## Task
In the entries below, find the lines with the word "kind" and copy them.

## Stored data
☆ ☆ ☆ ☆ ☆ ☆ ☆

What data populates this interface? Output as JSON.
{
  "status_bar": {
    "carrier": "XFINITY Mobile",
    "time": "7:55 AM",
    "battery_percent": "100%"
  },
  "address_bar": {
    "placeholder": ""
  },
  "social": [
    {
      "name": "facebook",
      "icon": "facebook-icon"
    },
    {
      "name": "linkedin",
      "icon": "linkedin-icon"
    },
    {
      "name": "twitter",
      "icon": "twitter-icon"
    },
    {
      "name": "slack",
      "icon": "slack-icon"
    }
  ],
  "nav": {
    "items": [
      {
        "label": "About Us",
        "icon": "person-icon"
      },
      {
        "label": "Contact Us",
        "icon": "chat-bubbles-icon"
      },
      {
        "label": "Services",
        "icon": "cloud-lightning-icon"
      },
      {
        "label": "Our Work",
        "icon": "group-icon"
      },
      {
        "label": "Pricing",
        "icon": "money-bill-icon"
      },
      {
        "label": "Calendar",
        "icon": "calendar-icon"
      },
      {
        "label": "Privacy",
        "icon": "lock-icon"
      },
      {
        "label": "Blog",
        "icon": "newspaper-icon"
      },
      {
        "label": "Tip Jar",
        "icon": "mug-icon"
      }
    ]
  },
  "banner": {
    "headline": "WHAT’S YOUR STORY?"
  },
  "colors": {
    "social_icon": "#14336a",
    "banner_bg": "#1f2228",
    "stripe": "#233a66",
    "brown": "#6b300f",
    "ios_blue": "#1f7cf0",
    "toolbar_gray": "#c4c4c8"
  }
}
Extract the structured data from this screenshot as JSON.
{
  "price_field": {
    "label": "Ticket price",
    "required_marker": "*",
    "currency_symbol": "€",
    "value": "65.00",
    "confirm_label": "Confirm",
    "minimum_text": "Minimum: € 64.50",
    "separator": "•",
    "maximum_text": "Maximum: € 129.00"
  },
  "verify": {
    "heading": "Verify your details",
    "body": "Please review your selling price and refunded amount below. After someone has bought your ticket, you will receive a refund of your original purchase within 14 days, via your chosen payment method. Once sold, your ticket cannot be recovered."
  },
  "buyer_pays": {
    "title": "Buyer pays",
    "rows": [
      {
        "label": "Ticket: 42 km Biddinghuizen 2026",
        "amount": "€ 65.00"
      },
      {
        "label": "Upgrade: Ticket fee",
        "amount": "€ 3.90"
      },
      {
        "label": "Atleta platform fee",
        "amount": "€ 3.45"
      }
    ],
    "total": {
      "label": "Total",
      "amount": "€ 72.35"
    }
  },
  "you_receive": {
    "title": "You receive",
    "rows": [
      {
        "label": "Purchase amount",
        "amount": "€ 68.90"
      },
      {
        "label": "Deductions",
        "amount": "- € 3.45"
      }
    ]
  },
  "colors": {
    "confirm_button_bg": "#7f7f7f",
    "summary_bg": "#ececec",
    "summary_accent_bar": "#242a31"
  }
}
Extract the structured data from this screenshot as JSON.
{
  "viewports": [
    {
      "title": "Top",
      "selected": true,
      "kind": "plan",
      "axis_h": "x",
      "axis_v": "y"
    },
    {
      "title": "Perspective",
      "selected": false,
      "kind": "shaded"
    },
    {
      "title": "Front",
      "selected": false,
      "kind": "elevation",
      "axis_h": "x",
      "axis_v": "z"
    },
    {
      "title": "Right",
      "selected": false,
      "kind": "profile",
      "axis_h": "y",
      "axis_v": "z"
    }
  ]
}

☆ ☆ ☆ ☆ ☆ ☆ ☆

## Solution
      "kind": "plan",
      "kind": "shaded"
      "kind": "elevation",
      "kind": "profile",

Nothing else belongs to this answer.